Stored entries
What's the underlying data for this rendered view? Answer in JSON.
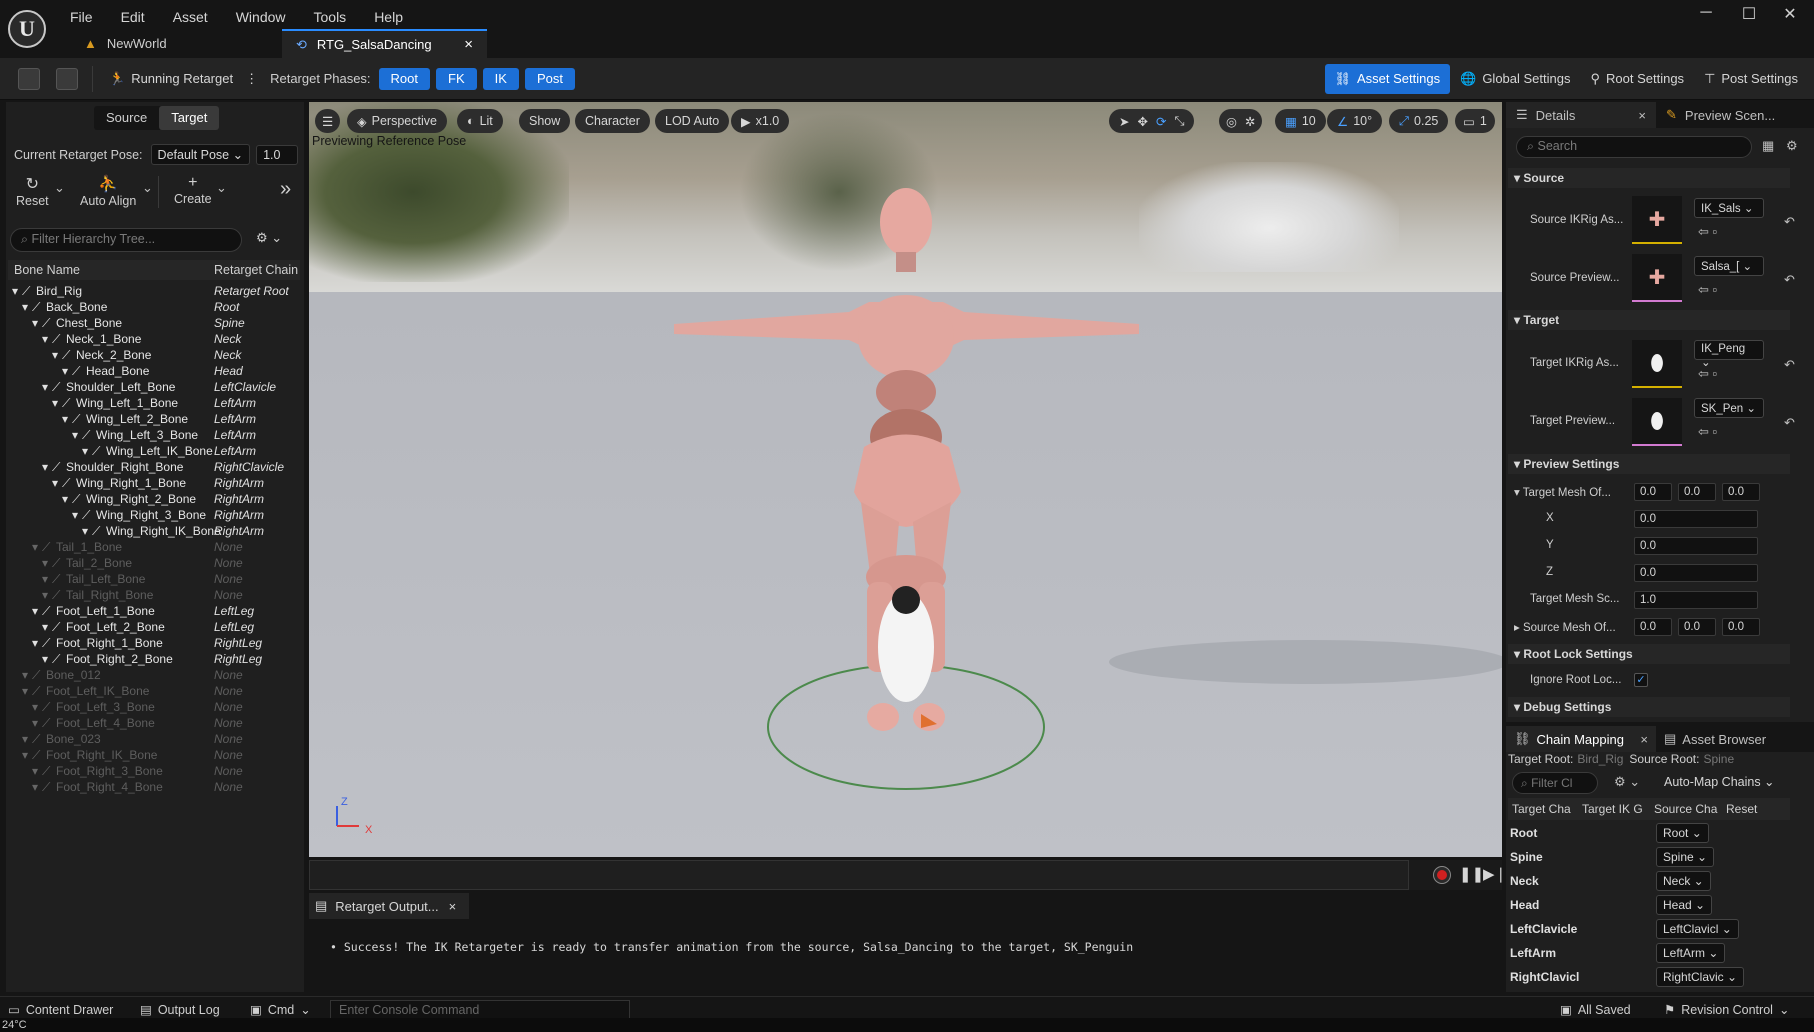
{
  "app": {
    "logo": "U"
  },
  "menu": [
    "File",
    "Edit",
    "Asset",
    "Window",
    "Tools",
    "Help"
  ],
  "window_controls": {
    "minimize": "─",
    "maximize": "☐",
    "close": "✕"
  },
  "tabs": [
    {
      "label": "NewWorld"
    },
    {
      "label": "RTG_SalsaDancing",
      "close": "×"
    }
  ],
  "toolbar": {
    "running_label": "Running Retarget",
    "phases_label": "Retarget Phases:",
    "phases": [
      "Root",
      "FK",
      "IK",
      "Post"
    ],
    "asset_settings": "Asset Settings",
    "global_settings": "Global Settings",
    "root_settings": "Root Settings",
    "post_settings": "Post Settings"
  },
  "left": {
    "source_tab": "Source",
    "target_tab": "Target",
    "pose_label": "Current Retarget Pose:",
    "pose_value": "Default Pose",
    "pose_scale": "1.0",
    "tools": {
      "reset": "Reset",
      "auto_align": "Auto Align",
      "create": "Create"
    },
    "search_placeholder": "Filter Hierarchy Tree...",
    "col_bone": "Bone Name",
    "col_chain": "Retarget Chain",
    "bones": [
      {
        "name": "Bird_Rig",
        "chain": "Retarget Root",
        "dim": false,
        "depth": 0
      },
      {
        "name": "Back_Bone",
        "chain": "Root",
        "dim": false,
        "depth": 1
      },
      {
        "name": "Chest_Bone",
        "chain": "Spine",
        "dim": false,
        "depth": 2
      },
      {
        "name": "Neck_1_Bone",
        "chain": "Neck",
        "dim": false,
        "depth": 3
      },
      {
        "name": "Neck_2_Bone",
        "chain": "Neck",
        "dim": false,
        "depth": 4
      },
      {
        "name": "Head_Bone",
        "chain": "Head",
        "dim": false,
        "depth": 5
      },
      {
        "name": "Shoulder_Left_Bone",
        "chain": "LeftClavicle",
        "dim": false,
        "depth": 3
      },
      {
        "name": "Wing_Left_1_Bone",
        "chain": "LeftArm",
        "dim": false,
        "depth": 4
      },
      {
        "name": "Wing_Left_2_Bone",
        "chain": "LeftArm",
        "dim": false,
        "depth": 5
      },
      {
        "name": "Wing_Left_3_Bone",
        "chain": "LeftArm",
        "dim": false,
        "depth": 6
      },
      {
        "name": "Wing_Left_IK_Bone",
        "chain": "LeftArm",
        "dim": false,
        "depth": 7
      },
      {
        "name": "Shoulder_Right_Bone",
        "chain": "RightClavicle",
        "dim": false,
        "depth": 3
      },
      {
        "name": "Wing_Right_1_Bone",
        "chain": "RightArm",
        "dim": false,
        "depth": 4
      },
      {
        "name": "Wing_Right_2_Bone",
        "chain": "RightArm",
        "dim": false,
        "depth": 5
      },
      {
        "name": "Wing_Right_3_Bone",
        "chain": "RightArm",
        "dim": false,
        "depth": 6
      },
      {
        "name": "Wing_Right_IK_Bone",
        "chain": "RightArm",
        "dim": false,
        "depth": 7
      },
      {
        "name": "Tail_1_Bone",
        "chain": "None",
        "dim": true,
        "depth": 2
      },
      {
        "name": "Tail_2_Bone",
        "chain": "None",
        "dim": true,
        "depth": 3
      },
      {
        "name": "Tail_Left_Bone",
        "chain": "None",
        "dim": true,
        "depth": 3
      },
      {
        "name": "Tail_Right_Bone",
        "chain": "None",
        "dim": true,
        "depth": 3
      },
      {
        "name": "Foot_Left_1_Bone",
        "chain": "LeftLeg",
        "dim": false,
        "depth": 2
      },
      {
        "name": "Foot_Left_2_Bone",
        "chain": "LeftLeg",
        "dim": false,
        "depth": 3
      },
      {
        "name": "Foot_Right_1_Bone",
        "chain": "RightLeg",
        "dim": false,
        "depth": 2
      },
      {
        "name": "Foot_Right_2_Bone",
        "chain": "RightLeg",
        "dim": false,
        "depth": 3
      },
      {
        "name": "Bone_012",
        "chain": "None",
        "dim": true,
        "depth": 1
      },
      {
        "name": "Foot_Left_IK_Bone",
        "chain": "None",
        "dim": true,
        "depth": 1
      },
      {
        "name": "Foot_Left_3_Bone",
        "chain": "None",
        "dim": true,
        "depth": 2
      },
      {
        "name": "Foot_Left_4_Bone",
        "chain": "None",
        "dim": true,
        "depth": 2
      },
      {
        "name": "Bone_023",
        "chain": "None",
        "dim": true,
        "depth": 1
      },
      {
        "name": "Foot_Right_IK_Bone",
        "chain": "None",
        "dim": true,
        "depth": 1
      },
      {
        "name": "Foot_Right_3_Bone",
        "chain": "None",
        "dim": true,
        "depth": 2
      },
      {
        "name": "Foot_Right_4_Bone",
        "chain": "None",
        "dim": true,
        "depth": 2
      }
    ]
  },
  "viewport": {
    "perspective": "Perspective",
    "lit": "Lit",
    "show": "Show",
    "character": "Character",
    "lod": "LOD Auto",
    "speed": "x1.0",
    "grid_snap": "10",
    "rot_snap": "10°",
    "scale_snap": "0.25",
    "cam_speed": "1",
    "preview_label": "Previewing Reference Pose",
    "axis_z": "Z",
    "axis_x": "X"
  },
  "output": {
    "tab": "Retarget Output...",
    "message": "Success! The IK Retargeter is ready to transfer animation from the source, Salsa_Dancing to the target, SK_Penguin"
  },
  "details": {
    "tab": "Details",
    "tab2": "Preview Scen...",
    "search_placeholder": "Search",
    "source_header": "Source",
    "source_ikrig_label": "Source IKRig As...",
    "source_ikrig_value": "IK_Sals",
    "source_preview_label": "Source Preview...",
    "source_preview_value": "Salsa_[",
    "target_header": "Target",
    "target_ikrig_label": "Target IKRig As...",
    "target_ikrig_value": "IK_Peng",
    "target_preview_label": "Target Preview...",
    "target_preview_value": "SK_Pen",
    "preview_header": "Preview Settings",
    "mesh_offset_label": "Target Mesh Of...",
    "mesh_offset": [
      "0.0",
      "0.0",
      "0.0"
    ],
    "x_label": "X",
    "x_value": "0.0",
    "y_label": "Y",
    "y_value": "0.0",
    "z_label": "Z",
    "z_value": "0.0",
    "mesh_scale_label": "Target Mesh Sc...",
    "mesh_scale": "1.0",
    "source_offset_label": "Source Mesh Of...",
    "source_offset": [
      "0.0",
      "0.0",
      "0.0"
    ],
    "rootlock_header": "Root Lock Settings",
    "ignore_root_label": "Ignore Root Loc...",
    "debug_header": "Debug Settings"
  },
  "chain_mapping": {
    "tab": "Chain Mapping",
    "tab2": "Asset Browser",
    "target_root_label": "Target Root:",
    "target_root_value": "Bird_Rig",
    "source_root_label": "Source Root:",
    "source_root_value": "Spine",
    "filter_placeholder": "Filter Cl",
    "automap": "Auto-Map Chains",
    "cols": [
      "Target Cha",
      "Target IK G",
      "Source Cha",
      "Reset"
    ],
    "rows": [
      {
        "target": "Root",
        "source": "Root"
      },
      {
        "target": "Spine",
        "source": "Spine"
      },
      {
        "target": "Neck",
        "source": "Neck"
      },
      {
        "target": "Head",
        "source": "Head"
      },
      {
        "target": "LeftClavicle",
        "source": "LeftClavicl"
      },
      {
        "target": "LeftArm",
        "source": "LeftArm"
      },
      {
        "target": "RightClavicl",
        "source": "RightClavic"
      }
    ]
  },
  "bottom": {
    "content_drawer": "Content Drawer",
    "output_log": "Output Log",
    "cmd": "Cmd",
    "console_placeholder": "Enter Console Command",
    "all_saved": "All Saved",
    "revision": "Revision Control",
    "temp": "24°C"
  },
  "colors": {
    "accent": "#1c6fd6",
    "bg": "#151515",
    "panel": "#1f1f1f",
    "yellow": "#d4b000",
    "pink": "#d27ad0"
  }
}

## Set exercise
Copy whichever lines in the listing above contain the word "Spine".

## In response
        "chain": "Spine",
    "source_root_value": "Spine",
        "target": "Spine",
        "source": "Spine"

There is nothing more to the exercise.